▶ INSTRUCTIONS FOR THE TASK
Switch every "slider-segment" in the material below to "slider-block" and write out all the lines again, leaving everything else as it is.

[Dataset excerpt]
━━━━━━━━━━━━━━━━

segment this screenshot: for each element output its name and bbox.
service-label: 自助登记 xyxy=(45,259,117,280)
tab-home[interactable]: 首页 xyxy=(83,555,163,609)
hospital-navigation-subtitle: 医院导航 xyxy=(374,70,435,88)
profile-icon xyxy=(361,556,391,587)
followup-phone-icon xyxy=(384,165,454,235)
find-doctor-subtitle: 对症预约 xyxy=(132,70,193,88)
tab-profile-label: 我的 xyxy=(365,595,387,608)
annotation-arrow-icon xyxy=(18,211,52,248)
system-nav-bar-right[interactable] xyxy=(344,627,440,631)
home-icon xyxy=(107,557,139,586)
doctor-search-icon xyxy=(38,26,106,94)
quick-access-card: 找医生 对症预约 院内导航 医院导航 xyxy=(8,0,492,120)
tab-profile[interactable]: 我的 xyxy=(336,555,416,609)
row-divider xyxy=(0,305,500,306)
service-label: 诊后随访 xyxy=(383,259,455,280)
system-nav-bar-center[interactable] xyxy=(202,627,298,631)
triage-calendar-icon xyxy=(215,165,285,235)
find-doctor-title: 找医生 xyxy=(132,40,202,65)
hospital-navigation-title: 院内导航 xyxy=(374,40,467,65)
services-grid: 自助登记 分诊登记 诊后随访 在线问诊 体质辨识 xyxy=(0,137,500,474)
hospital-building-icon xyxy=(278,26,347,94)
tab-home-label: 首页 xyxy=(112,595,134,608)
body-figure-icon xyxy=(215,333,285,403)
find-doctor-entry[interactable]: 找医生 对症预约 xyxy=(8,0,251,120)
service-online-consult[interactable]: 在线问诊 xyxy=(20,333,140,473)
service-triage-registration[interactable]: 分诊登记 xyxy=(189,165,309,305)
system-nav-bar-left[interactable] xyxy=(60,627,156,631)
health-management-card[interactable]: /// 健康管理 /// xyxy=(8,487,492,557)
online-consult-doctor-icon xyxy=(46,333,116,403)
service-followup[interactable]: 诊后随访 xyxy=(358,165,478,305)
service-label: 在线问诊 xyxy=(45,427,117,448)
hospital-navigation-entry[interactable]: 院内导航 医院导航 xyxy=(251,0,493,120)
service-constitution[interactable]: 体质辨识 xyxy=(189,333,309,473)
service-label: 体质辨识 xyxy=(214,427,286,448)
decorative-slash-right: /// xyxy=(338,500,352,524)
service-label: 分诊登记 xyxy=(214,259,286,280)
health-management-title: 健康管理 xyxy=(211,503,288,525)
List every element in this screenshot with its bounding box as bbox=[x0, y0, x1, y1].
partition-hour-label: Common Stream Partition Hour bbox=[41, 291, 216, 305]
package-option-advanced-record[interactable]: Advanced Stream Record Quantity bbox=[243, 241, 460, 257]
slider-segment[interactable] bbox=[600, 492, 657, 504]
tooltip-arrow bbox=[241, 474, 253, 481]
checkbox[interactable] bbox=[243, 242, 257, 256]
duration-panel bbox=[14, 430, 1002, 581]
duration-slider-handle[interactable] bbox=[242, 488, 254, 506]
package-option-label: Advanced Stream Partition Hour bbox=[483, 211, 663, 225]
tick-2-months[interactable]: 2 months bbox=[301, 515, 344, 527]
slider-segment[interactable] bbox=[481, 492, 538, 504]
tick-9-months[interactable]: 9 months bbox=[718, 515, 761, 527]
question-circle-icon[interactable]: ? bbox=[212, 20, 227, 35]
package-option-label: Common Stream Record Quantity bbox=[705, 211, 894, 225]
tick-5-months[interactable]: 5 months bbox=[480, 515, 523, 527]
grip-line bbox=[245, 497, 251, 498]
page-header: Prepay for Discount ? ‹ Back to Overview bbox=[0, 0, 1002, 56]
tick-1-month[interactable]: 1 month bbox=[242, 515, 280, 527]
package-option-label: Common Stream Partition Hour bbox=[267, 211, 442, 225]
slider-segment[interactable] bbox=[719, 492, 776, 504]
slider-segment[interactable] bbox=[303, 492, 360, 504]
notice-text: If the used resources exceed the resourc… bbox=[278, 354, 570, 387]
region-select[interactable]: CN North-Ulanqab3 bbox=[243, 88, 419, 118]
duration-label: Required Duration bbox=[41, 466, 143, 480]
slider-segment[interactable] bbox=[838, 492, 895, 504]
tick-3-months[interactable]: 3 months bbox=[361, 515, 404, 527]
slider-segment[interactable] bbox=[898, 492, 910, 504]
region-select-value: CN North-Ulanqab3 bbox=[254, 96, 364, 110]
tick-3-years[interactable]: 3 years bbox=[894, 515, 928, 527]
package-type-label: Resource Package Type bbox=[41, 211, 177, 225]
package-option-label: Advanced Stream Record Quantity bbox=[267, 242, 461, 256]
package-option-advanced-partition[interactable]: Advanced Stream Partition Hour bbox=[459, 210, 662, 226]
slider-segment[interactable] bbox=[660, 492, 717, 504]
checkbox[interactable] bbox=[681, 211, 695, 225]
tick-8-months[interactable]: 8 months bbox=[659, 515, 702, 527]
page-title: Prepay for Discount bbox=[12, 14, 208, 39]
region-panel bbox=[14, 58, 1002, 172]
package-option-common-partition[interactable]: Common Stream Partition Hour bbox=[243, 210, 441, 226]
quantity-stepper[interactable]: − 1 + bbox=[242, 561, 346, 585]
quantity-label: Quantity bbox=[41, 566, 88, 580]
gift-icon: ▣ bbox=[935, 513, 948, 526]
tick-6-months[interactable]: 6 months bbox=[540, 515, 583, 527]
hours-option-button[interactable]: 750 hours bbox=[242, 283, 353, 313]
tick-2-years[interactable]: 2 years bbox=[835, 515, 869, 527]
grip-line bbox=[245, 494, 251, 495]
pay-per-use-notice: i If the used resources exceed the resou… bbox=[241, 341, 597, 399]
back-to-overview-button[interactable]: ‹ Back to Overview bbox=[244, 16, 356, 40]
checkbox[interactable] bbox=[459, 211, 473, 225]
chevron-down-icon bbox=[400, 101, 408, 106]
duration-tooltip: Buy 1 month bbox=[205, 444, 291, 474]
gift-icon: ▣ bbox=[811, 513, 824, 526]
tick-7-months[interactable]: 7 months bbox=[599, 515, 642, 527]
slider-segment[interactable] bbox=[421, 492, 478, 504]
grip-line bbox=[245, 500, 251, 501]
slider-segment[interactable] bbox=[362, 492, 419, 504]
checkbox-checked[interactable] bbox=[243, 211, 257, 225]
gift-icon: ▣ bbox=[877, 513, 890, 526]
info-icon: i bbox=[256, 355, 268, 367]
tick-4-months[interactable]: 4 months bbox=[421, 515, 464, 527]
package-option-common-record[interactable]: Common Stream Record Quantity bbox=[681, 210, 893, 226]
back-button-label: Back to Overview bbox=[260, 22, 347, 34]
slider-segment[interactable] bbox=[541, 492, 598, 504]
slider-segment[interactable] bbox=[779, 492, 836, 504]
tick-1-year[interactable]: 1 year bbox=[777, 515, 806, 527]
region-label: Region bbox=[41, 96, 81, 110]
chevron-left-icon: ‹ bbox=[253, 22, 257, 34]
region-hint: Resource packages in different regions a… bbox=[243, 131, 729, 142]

━━━━━━━━━━━━━━━━

▶ THE REPLY
segment this screenshot: for each element output its name and bbox.
service-label: 自助登记 xyxy=(45,259,117,280)
tab-home[interactable]: 首页 xyxy=(83,555,163,609)
hospital-navigation-subtitle: 医院导航 xyxy=(374,70,435,88)
profile-icon xyxy=(361,556,391,587)
followup-phone-icon xyxy=(384,165,454,235)
find-doctor-subtitle: 对症预约 xyxy=(132,70,193,88)
tab-profile-label: 我的 xyxy=(365,595,387,608)
annotation-arrow-icon xyxy=(18,211,52,248)
system-nav-bar-right[interactable] xyxy=(344,627,440,631)
home-icon xyxy=(107,557,139,586)
doctor-search-icon xyxy=(38,26,106,94)
quick-access-card: 找医生 对症预约 院内导航 医院导航 xyxy=(8,0,492,120)
tab-profile[interactable]: 我的 xyxy=(336,555,416,609)
row-divider xyxy=(0,305,500,306)
service-label: 诊后随访 xyxy=(383,259,455,280)
system-nav-bar-center[interactable] xyxy=(202,627,298,631)
triage-calendar-icon xyxy=(215,165,285,235)
find-doctor-title: 找医生 xyxy=(132,40,202,65)
hospital-navigation-title: 院内导航 xyxy=(374,40,467,65)
services-grid: 自助登记 分诊登记 诊后随访 在线问诊 体质辨识 xyxy=(0,137,500,474)
hospital-building-icon xyxy=(278,26,347,94)
tab-home-label: 首页 xyxy=(112,595,134,608)
body-figure-icon xyxy=(215,333,285,403)
find-doctor-entry[interactable]: 找医生 对症预约 xyxy=(8,0,251,120)
service-online-consult[interactable]: 在线问诊 xyxy=(20,333,140,473)
service-triage-registration[interactable]: 分诊登记 xyxy=(189,165,309,305)
system-nav-bar-left[interactable] xyxy=(60,627,156,631)
health-management-card[interactable]: /// 健康管理 /// xyxy=(8,487,492,557)
online-consult-doctor-icon xyxy=(46,333,116,403)
service-followup[interactable]: 诊后随访 xyxy=(358,165,478,305)
service-label: 在线问诊 xyxy=(45,427,117,448)
hospital-navigation-entry[interactable]: 院内导航 医院导航 xyxy=(251,0,493,120)
service-constitution[interactable]: 体质辨识 xyxy=(189,333,309,473)
service-label: 体质辨识 xyxy=(214,427,286,448)
decorative-slash-right: /// xyxy=(338,500,352,524)
service-label: 分诊登记 xyxy=(214,259,286,280)
health-management-title: 健康管理 xyxy=(211,503,288,525)
List every element in this screenshot with its bounding box as bbox=[x0, y0, x1, y1].
partition-hour-label: Common Stream Partition Hour bbox=[41, 291, 216, 305]
package-option-advanced-record[interactable]: Advanced Stream Record Quantity bbox=[243, 241, 460, 257]
slider-block[interactable] bbox=[600, 492, 657, 504]
tooltip-arrow bbox=[241, 474, 253, 481]
checkbox[interactable] bbox=[243, 242, 257, 256]
duration-panel bbox=[14, 430, 1002, 581]
duration-slider-handle[interactable] bbox=[242, 488, 254, 506]
package-option-label: Advanced Stream Partition Hour bbox=[483, 211, 663, 225]
tick-2-months[interactable]: 2 months bbox=[301, 515, 344, 527]
slider-block[interactable] bbox=[481, 492, 538, 504]
tick-9-months[interactable]: 9 months bbox=[718, 515, 761, 527]
question-circle-icon[interactable]: ? bbox=[212, 20, 227, 35]
package-option-label: Common Stream Record Quantity bbox=[705, 211, 894, 225]
tick-5-months[interactable]: 5 months bbox=[480, 515, 523, 527]
grip-line bbox=[245, 497, 251, 498]
page-header: Prepay for Discount ? ‹ Back to Overview bbox=[0, 0, 1002, 56]
tick-1-month[interactable]: 1 month bbox=[242, 515, 280, 527]
package-option-label: Common Stream Partition Hour bbox=[267, 211, 442, 225]
slider-block[interactable] bbox=[719, 492, 776, 504]
slider-block[interactable] bbox=[303, 492, 360, 504]
notice-text: If the used resources exceed the resourc… bbox=[278, 354, 570, 387]
region-select[interactable]: CN North-Ulanqab3 bbox=[243, 88, 419, 118]
duration-label: Required Duration bbox=[41, 466, 143, 480]
slider-block[interactable] bbox=[838, 492, 895, 504]
tick-3-months[interactable]: 3 months bbox=[361, 515, 404, 527]
slider-block[interactable] bbox=[898, 492, 910, 504]
region-select-value: CN North-Ulanqab3 bbox=[254, 96, 364, 110]
tick-3-years[interactable]: 3 years bbox=[894, 515, 928, 527]
package-type-label: Resource Package Type bbox=[41, 211, 177, 225]
package-option-label: Advanced Stream Record Quantity bbox=[267, 242, 461, 256]
package-option-advanced-partition[interactable]: Advanced Stream Partition Hour bbox=[459, 210, 662, 226]
slider-block[interactable] bbox=[660, 492, 717, 504]
checkbox[interactable] bbox=[681, 211, 695, 225]
tick-8-months[interactable]: 8 months bbox=[659, 515, 702, 527]
page-title: Prepay for Discount bbox=[12, 14, 208, 39]
region-panel bbox=[14, 58, 1002, 172]
package-option-common-partition[interactable]: Common Stream Partition Hour bbox=[243, 210, 441, 226]
quantity-stepper[interactable]: − 1 + bbox=[242, 561, 346, 585]
quantity-label: Quantity bbox=[41, 566, 88, 580]
gift-icon: ▣ bbox=[935, 513, 948, 526]
tick-6-months[interactable]: 6 months bbox=[540, 515, 583, 527]
hours-option-button[interactable]: 750 hours bbox=[242, 283, 353, 313]
tick-2-years[interactable]: 2 years bbox=[835, 515, 869, 527]
grip-line bbox=[245, 494, 251, 495]
pay-per-use-notice: i If the used resources exceed the resou… bbox=[241, 341, 597, 399]
back-to-overview-button[interactable]: ‹ Back to Overview bbox=[244, 16, 356, 40]
checkbox[interactable] bbox=[459, 211, 473, 225]
chevron-down-icon bbox=[400, 101, 408, 106]
duration-tooltip: Buy 1 month bbox=[205, 444, 291, 474]
gift-icon: ▣ bbox=[811, 513, 824, 526]
tick-7-months[interactable]: 7 months bbox=[599, 515, 642, 527]
slider-block[interactable] bbox=[421, 492, 478, 504]
grip-line bbox=[245, 500, 251, 501]
slider-block[interactable] bbox=[362, 492, 419, 504]
checkbox-checked[interactable] bbox=[243, 211, 257, 225]
gift-icon: ▣ bbox=[877, 513, 890, 526]
info-icon: i bbox=[256, 355, 268, 367]
tick-4-months[interactable]: 4 months bbox=[421, 515, 464, 527]
package-option-common-record[interactable]: Common Stream Record Quantity bbox=[681, 210, 893, 226]
back-button-label: Back to Overview bbox=[260, 22, 347, 34]
slider-block[interactable] bbox=[541, 492, 598, 504]
slider-block[interactable] bbox=[779, 492, 836, 504]
tick-1-year[interactable]: 1 year bbox=[777, 515, 806, 527]
region-label: Region bbox=[41, 96, 81, 110]
chevron-left-icon: ‹ bbox=[253, 22, 257, 34]
region-hint: Resource packages in different regions a… bbox=[243, 131, 729, 142]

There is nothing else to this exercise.